→ Your instructions: Wherever the word "align" turns up in a line of the entries, copy that line.

→ Input data:
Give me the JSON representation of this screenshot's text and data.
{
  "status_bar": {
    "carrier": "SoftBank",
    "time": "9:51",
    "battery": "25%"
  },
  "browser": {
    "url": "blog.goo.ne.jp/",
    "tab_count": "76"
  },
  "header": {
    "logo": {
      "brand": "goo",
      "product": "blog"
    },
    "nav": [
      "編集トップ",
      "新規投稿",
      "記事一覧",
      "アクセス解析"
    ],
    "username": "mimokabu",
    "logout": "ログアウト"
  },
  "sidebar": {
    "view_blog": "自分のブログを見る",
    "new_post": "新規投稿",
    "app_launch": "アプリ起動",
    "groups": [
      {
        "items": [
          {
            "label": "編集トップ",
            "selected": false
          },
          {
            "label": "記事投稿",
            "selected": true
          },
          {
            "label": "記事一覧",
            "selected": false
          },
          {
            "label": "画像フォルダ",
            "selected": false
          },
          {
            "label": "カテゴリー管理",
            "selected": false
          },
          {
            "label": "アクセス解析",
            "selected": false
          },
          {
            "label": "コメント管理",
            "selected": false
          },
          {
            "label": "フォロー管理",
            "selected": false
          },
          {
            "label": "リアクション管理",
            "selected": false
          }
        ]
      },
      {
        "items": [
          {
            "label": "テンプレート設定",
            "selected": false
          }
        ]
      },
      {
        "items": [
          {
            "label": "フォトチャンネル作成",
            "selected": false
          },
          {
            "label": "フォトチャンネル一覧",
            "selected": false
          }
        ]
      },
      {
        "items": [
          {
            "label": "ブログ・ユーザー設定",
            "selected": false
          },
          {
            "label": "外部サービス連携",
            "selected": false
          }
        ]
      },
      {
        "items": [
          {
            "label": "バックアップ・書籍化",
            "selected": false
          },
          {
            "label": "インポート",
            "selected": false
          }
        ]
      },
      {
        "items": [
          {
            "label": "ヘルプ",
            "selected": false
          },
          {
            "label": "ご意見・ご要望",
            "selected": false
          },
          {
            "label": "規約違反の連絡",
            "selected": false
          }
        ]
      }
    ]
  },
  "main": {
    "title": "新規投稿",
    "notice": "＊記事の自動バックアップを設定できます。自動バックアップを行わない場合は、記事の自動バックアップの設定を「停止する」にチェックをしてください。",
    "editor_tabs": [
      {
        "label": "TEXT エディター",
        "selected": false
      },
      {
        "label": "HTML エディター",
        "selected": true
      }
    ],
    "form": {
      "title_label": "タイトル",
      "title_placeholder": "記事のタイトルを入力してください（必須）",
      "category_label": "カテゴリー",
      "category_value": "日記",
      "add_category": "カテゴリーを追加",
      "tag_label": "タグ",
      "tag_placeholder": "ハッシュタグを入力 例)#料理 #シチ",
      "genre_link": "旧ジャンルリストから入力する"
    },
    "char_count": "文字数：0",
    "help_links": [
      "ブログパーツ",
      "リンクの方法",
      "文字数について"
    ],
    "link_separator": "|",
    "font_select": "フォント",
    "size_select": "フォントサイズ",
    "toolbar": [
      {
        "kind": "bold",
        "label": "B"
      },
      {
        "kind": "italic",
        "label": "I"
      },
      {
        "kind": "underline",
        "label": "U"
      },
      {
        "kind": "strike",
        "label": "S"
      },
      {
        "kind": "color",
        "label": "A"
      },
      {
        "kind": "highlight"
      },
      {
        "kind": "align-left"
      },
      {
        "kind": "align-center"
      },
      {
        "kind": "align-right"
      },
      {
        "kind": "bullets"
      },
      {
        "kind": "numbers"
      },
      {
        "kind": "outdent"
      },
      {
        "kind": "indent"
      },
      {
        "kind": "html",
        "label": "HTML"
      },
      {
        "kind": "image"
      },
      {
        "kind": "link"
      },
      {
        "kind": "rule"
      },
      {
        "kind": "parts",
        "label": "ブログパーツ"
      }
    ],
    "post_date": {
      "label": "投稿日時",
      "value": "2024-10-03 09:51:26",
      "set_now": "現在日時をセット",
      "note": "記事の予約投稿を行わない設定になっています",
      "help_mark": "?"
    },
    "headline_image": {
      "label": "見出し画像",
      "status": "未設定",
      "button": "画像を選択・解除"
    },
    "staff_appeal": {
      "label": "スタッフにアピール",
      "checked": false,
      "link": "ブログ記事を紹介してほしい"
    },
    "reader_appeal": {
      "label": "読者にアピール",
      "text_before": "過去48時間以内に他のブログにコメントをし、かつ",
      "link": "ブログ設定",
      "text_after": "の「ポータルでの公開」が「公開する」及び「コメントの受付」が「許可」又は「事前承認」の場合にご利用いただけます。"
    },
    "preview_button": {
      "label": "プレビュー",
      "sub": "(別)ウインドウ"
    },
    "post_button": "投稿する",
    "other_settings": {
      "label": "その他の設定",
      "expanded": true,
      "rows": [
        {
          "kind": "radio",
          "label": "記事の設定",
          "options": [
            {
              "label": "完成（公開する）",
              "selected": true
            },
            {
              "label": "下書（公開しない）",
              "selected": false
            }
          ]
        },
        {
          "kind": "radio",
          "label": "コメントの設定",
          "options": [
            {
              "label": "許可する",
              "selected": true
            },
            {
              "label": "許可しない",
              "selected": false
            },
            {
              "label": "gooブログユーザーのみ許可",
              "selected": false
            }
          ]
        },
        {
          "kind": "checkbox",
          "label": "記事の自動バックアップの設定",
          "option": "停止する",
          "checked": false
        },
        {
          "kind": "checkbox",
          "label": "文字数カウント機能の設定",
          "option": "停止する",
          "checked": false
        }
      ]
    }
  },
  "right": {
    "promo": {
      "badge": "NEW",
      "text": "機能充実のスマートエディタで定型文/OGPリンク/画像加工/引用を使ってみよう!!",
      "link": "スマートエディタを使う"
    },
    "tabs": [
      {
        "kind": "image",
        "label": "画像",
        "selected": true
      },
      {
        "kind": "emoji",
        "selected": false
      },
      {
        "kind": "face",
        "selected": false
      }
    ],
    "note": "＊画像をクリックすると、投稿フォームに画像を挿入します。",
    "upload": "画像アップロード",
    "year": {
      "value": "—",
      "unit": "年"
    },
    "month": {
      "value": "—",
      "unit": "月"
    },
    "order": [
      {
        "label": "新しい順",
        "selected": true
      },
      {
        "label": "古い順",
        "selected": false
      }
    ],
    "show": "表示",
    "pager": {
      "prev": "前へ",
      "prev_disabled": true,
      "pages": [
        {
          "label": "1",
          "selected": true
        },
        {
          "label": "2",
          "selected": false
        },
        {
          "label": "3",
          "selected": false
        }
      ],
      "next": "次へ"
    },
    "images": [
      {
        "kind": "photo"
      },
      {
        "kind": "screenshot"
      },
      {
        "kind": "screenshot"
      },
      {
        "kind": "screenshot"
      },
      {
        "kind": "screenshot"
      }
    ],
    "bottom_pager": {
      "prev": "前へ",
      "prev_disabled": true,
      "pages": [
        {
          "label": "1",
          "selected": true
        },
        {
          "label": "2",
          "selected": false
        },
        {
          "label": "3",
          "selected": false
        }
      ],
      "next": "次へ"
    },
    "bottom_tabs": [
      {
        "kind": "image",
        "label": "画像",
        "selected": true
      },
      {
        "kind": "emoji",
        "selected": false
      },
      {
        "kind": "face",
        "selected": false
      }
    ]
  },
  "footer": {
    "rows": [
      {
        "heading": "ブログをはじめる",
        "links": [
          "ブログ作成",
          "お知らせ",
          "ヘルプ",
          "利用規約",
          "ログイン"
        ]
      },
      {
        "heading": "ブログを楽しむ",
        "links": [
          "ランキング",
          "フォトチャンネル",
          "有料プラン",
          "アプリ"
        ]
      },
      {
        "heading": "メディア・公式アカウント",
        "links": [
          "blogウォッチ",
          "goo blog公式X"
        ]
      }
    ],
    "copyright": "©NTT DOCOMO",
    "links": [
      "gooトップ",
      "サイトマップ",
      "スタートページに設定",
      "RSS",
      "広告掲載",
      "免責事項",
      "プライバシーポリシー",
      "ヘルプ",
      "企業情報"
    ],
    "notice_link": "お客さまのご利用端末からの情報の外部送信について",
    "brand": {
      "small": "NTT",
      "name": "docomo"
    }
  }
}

→ Written solution:
        "kind": "align-left"
        "kind": "align-center"
        "kind": "align-right"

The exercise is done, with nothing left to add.